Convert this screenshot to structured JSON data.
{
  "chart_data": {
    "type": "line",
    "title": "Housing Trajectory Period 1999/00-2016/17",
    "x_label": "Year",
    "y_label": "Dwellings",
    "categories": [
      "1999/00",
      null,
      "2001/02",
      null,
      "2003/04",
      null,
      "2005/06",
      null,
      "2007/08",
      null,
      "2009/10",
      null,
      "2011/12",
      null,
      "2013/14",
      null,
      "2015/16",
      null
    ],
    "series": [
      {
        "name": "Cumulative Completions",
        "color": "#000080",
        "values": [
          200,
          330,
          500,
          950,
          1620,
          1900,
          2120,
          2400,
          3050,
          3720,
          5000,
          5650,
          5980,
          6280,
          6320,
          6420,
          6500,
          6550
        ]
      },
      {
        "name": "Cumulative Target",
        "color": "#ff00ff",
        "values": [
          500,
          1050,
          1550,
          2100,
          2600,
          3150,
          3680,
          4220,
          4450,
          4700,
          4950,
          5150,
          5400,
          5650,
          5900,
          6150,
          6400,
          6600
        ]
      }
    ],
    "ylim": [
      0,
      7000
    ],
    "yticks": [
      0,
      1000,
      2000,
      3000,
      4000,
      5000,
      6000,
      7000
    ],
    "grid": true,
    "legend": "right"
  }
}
+++
• [Task details] Hand back the material above in full, exactly as written.

• [Answer to this exercise]
Convert this screenshot to structured JSON data.
{
  "chart_data": {
    "type": "line",
    "title": "Housing Trajectory Period 1999/00-2016/17",
    "x_label": "Year",
    "y_label": "Dwellings",
    "categories": [
      "1999/00",
      null,
      "2001/02",
      null,
      "2003/04",
      null,
      "2005/06",
      null,
      "2007/08",
      null,
      "2009/10",
      null,
      "2011/12",
      null,
      "2013/14",
      null,
      "2015/16",
      null
    ],
    "series": [
      {
        "name": "Cumulative Completions",
        "color": "#000080",
        "values": [
          200,
          330,
          500,
          950,
          1620,
          1900,
          2120,
          2400,
          3050,
          3720,
          5000,
          5650,
          5980,
          6280,
          6320,
          6420,
          6500,
          6550
        ]
      },
      {
        "name": "Cumulative Target",
        "color": "#ff00ff",
        "values": [
          500,
          1050,
          1550,
          2100,
          2600,
          3150,
          3680,
          4220,
          4450,
          4700,
          4950,
          5150,
          5400,
          5650,
          5900,
          6150,
          6400,
          6600
        ]
      }
    ],
    "ylim": [
      0,
      7000
    ],
    "yticks": [
      0,
      1000,
      2000,
      3000,
      4000,
      5000,
      6000,
      7000
    ],
    "grid": true,
    "legend": "right"
  }
}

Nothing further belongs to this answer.